=== Collection entries ===
>>>>

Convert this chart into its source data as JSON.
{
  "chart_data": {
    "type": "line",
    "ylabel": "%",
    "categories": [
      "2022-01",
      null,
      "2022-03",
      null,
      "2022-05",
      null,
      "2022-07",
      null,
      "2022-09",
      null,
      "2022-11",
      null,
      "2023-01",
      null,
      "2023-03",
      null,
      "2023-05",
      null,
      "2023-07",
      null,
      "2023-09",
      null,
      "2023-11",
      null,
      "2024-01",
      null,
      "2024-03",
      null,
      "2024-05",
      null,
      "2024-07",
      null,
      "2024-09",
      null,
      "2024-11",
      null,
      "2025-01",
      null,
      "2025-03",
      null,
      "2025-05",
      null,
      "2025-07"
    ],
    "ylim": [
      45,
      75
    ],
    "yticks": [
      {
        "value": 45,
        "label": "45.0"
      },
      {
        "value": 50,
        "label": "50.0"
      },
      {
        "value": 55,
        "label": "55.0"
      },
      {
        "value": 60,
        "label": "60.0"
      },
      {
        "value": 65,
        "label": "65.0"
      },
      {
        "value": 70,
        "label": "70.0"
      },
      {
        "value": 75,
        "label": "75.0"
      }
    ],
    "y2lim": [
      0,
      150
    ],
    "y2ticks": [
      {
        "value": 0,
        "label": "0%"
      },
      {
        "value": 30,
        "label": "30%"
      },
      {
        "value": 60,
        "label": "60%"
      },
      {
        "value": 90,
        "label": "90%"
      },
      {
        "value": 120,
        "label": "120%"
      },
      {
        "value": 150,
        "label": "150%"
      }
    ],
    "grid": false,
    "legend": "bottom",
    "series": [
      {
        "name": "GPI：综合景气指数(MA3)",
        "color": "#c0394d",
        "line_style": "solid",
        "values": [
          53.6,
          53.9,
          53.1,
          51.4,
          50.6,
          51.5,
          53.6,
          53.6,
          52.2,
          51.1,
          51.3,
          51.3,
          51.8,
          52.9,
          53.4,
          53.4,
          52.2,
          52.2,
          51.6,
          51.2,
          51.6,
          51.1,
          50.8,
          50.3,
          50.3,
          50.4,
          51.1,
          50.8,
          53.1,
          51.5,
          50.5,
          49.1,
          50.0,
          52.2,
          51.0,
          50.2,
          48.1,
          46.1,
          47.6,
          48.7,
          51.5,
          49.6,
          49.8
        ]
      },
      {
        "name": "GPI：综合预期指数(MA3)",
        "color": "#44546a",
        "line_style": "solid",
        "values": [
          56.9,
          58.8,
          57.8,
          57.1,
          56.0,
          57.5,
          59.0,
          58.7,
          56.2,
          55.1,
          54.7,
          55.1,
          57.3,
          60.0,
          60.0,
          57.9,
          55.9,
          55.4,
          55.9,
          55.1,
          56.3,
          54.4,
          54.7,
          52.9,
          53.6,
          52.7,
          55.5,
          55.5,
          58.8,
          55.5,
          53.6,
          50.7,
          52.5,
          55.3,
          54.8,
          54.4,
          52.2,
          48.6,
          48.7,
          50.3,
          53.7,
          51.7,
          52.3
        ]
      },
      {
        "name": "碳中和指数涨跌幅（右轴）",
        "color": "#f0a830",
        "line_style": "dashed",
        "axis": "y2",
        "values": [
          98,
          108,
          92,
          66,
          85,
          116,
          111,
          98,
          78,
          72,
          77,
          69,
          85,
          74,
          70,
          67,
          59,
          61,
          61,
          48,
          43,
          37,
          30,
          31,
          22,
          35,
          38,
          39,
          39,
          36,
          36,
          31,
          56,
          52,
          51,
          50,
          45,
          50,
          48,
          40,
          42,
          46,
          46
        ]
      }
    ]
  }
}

<<<<

=== WRITTEN TASK ===
Copy all lines from the material that include "color".

=== CORRECT ANSWER ===
        "color": "#c0394d",
        "color": "#44546a",
        "color": "#f0a830",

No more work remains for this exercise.